### [Dataset records]
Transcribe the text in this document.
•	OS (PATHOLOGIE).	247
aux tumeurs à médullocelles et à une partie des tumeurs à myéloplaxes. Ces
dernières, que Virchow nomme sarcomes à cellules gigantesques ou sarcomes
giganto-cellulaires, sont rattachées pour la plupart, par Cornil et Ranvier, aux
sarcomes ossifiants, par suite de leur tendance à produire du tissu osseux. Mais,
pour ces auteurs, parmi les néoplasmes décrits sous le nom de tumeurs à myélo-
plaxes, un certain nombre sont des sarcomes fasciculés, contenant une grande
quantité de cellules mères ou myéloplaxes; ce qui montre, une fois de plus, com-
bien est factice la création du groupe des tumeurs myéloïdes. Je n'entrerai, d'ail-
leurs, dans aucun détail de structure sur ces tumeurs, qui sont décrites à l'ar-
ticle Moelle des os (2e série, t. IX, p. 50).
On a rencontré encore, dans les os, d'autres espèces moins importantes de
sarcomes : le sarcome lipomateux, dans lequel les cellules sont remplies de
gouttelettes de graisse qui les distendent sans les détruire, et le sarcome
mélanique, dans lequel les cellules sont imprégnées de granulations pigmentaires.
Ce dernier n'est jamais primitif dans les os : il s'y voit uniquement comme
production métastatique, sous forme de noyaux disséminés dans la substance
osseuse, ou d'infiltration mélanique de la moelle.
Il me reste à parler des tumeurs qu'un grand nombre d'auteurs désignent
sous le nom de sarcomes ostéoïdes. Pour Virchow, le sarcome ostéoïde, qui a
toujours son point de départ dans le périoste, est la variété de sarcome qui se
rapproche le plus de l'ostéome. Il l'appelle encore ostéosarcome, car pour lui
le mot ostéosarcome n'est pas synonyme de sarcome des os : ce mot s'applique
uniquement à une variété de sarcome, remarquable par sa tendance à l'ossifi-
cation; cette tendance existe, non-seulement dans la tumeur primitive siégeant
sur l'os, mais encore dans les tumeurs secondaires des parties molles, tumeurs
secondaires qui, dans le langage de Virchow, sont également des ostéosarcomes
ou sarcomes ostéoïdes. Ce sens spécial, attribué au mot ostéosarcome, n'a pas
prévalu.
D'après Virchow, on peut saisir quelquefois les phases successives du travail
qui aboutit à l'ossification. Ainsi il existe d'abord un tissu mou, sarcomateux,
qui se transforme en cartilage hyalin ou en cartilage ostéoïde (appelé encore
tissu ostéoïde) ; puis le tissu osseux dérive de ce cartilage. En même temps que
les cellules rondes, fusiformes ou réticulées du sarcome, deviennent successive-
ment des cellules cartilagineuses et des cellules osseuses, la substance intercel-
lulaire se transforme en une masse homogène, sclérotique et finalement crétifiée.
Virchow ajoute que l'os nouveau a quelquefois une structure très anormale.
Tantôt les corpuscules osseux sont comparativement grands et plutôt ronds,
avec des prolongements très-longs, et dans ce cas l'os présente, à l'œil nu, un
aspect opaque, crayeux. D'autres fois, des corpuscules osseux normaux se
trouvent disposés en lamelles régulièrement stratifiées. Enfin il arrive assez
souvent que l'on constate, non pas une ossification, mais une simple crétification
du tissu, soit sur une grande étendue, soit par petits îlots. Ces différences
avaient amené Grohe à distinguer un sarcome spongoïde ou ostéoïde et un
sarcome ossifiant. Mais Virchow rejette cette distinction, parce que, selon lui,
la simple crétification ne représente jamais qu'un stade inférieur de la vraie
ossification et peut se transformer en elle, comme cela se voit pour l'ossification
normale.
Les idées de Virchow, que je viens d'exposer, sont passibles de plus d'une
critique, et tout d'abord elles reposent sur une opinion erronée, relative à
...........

### [Task details]
Copy out each line in the listing that has the word "structure".

### [Task result]
leurs, dans aucun détail de structure sur ces tumeurs, qui sont décrites à l'ar-
Virchow ajoute que l'os nouveau a quelquefois une structure très anormale.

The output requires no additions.